**WRITTEN PROBLEM**
Go through the listing and return every line with "настоящего" in it.

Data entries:
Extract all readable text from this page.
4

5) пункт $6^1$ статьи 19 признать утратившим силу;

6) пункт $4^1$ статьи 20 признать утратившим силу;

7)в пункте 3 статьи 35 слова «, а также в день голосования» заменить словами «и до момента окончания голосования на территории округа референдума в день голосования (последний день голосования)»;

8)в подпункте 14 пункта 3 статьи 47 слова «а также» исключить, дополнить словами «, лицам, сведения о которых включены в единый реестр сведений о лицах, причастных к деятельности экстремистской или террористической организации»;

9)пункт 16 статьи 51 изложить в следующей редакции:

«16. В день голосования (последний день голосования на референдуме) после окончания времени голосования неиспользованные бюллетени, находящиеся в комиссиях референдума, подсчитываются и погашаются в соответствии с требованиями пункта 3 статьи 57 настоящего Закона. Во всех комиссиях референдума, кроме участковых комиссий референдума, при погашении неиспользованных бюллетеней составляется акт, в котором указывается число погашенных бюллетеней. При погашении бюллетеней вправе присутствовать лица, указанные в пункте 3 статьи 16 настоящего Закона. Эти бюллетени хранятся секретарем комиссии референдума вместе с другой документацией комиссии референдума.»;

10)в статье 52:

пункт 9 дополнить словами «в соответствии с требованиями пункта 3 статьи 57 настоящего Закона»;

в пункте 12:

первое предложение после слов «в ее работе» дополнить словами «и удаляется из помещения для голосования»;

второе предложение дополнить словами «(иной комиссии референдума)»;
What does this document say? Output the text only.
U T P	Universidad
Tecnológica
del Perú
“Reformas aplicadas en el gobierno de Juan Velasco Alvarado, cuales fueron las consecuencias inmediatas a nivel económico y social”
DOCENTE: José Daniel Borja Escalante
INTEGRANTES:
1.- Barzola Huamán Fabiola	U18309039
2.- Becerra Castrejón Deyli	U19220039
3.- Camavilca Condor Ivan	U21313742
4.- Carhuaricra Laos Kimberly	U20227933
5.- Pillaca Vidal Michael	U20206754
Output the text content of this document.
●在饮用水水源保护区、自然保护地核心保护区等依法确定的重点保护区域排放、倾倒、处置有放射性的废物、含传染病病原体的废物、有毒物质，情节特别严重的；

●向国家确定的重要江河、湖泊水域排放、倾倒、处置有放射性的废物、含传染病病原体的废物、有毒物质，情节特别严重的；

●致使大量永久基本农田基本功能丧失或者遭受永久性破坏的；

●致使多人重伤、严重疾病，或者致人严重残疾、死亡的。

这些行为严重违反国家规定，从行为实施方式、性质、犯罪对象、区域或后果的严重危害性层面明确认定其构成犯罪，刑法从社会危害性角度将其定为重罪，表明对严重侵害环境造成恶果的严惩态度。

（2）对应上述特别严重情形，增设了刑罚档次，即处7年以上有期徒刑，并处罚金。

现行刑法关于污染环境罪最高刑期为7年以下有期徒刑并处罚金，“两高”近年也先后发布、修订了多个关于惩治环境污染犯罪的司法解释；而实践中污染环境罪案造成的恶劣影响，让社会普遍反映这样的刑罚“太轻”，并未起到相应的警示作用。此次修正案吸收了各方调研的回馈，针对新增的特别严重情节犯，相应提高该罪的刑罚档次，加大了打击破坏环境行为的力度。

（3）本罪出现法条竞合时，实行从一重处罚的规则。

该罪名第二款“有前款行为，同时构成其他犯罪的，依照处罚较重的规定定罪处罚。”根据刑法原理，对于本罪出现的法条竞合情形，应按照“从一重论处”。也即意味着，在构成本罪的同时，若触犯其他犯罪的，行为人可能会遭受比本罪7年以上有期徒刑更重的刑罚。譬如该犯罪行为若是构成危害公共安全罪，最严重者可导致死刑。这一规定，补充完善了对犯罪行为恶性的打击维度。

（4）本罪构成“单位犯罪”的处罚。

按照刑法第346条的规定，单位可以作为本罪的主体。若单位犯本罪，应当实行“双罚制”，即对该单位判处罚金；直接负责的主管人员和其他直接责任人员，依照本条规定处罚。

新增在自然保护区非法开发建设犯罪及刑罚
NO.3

**WORKED ANSWER**
«16. В день голосования (последний день голосования на референдуме) после окончания времени голосования неиспользованные бюллетени, находящиеся в комиссиях референдума, подсчитываются и погашаются в соответствии с требованиями пункта 3 статьи 57 настоящего Закона. Во всех комиссиях референдума, кроме участковых комиссий референдума, при погашении неиспользованных бюллетеней составляется акт, в котором указывается число погашенных бюллетеней. При погашении бюллетеней вправе присутствовать лица, указанные в пункте 3 статьи 16 настоящего Закона. Эти бюллетени хранятся секретарем комиссии референдума вместе с другой документацией комиссии референдума.»;
пункт 9 дополнить словами «в соответствии с требованиями пункта 3 статьи 57 настоящего Закона»;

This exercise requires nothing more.